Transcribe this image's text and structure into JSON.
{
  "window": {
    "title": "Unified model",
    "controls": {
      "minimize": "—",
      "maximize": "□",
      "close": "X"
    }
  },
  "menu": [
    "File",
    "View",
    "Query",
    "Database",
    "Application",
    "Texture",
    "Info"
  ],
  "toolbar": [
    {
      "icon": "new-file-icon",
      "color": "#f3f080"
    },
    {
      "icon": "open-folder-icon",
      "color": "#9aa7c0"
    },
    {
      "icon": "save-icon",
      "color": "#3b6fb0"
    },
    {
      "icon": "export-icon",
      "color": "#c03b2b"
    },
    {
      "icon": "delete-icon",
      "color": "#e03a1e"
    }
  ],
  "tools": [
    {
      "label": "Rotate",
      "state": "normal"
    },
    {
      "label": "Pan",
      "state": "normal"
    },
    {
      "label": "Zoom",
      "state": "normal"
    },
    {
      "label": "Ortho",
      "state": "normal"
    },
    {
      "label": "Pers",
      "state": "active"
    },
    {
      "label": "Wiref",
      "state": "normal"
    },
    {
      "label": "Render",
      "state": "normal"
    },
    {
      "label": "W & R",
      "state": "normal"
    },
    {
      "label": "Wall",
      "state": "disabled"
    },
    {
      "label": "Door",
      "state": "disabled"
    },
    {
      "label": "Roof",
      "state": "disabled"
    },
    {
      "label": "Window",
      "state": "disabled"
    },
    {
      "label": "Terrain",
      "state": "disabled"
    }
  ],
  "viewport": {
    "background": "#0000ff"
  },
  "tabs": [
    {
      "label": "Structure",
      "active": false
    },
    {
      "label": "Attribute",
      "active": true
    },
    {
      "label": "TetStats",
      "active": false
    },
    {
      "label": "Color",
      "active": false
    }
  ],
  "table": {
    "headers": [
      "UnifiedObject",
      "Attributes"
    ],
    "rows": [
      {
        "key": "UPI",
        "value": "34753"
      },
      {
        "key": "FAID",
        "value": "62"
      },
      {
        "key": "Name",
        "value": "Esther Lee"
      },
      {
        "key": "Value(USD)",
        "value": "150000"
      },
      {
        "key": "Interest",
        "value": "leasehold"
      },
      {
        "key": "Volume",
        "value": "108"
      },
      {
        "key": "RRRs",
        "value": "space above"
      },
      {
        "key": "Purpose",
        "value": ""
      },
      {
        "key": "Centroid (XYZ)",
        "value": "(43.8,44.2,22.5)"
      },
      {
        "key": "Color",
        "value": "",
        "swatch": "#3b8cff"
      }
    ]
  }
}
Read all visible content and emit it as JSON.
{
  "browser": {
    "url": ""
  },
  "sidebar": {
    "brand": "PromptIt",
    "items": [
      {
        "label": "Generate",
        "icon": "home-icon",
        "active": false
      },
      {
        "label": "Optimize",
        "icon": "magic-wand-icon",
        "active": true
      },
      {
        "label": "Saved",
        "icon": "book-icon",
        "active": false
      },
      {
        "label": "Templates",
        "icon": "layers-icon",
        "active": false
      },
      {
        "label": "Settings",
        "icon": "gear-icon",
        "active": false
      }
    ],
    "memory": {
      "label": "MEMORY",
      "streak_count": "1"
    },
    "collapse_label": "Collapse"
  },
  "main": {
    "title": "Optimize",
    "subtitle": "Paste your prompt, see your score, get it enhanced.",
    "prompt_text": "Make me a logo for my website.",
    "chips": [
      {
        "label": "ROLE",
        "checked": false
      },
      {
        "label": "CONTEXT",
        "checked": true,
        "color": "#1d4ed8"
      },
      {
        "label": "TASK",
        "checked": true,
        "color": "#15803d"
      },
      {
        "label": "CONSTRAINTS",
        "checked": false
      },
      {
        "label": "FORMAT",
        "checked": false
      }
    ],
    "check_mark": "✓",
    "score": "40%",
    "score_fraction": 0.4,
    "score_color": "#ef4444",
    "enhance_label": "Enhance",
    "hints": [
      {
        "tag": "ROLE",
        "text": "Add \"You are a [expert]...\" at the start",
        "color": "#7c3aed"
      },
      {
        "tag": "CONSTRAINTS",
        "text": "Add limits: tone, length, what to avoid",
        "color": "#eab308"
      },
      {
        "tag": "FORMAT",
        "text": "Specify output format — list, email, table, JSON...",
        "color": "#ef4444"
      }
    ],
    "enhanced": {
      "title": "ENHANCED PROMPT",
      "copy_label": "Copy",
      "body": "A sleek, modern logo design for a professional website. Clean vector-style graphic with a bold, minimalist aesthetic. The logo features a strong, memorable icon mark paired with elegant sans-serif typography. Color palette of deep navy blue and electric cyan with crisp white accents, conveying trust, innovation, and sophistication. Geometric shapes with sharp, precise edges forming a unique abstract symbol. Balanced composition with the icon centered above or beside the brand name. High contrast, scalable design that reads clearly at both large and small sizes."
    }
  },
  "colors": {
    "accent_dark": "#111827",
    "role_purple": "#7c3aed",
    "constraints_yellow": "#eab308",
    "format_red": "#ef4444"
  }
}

————

## WHAT IS ASKED
Say the number of lines in the listing that hold "brand", with no added words.

## FINISHED TASK
2